━━ SUPPLIED PASSAGE ━━

Reason #751

We headed out on the first annual Davis Valentine's/President's Day weekend trip today. Thanks to the federal holiday calendar, I have Monday off so we decided to use it as an excuse to get out of town. I am always up for traveling as I think that some of the best memories come from vacations. I'm sure this one will have plenty to remember.

This week has been kind of crazy and pretty busy, and so I've really been looking forward to going out of town. Honestly, I have found that I sleep better when we're away from home because we book rooms with king sized beds and the room A/C provides the perfect amount of noise to help me fall asleep. And so, one of the things I am most excited about is actually getting to sleep late and sleep well.

As you know, I'm right in the middle of a bible study about communication. Wednesday night, I got home from the study and Aaron asked how it went. Each week is really different. Some are convicting, some are refreshing, some are encouraging, but this one was informative. The author used castles and fortified cities as her analogies and one of the comments she made is that a battle can only exist as long as both sides are willing to fight.

Woah.

I guess I never thought of it this way. The truth is, we play to win in everything and I never realized that a battle can't be one-sided. After all, how can you be attacked if you aren't putting up defenses? And how can you wound if you aren't attacking? When we stop engaging in battle, when we lay down our weapons and refused to pick them up, the fight is over. Sure, a lot of different outcomes can happen from there, but the battle always ends when one side has decided they will no longer participate.

The same goes with our words. Because it's up to us whether or not we say them. It's up to us whether or not we participate, battle, challenge, or rebuke. Our word choice is our decision. No one makes us communicate the way we do. They may make us feel a certain way, but we decide what words actually exit our mouth. And, we are the ones who will be held responsible for what we say.

━━━
━━ DATASET ━━

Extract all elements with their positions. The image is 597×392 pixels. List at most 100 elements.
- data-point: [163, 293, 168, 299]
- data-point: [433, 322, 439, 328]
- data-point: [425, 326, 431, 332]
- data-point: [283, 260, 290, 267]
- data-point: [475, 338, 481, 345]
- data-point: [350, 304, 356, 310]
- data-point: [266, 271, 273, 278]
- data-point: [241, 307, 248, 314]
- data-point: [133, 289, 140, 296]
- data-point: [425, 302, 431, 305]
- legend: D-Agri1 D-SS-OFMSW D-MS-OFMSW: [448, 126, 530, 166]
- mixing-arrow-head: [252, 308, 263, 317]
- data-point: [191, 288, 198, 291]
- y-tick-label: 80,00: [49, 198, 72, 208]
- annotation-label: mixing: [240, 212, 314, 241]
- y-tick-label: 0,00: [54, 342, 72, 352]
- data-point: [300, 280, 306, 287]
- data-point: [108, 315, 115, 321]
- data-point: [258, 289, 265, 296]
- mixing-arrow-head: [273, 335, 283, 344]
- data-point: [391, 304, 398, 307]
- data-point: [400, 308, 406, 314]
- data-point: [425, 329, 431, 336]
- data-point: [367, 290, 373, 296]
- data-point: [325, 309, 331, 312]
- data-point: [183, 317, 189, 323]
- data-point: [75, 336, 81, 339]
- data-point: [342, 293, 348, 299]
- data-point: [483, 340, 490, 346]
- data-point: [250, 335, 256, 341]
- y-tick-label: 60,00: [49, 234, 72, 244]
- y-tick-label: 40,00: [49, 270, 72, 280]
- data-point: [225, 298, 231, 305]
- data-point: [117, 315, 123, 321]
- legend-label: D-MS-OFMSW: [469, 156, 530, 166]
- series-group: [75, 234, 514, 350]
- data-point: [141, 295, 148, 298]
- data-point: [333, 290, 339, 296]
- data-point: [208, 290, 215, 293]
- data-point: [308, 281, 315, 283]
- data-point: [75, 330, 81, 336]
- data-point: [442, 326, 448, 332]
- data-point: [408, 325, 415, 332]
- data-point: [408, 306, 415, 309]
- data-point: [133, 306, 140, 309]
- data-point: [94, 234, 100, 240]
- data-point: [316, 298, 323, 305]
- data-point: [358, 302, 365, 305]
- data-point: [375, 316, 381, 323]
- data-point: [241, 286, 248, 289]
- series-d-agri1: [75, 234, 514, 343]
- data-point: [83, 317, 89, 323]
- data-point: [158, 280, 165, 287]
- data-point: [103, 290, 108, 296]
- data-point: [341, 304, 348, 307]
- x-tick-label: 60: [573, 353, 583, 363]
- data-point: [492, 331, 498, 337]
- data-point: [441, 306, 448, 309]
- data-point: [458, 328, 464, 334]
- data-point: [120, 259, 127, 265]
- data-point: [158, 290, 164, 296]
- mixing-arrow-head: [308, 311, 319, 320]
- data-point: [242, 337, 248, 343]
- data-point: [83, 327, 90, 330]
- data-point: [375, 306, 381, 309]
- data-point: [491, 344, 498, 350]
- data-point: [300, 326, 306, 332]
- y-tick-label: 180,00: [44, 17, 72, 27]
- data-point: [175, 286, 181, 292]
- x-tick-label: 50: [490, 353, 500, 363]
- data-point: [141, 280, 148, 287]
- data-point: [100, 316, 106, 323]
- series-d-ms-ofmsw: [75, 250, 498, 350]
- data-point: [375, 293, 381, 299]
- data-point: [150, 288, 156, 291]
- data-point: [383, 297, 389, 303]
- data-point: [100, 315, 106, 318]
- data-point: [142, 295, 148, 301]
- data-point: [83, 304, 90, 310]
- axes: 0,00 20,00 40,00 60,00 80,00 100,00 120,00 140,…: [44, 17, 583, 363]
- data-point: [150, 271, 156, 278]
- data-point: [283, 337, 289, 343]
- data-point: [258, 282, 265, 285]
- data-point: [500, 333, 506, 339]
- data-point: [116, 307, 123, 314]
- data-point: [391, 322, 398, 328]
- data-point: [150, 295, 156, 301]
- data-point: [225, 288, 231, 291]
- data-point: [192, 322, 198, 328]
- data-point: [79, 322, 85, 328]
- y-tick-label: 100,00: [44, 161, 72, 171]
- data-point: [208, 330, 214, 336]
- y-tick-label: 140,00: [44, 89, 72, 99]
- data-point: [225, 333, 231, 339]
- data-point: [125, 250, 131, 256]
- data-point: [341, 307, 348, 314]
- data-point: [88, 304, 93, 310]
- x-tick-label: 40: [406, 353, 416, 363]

━━━

- _SET OF TASKS_:
- 1) Answer these questions about the post:
(a) Which day does the writer have off?
(b) What did the bible study's author use as her analogies?
(c) According to the writer, what does the room A/C provide?
- 2) Please rewrite the stretch of the post from "The same goes" through "what we say.", changing "rebuke" to "correct".
- 3) Summarize the post in two sentences.
The records are separate material, unrelated to the post.

- _PER-TASK ANSWERS_:
- 1)
(a) Monday
(b) Castles and fortified cities
(c) The perfect amount of noise to help the writer fall asleep

- 2)
The same goes with our words. Because it's up to us whether or not we say them. It's up to us whether or not we participate, battle, challenge, or correct. Our word choice is our decision. No one makes us communicate the way we do. They may make us feel a certain way, but we decide what words actually exit our mouth. And, we are the ones who will be held responsible for what we say.

- 3) The writer is setting out on a holiday weekend trip after a busy week and is most excited about sleeping late and sleeping well away from home. A bible study on communication made the point that a battle lasts only as long as both sides are willing to fight, and the writer applies this to words: we decide what we say and will be held responsible for it.